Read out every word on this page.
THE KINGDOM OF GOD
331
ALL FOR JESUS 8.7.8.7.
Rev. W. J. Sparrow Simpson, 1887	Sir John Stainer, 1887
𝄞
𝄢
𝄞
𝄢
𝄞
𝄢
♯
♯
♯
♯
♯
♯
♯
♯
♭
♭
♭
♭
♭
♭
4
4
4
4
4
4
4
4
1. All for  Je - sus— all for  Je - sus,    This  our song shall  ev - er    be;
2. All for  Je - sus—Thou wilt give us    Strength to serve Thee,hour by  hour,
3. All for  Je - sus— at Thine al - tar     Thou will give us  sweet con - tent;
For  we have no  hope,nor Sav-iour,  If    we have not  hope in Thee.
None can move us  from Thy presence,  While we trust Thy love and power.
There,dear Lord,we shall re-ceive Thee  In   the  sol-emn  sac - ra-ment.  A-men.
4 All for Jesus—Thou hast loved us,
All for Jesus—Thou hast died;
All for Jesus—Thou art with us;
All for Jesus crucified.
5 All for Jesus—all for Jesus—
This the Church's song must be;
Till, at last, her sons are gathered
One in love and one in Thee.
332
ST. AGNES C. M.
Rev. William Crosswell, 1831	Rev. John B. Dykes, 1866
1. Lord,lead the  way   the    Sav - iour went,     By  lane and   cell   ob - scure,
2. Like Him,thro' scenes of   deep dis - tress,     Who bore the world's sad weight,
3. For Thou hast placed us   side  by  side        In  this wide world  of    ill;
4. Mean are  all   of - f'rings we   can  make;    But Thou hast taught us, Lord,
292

===

EXERCISE
Which lines hold the word "song"? Return all of them from the records above.

EXERCISE SOLUTION
1. All for  Je - sus— all for  Je - sus,    This  our song shall  ev - er    be;
This the Church's song must be;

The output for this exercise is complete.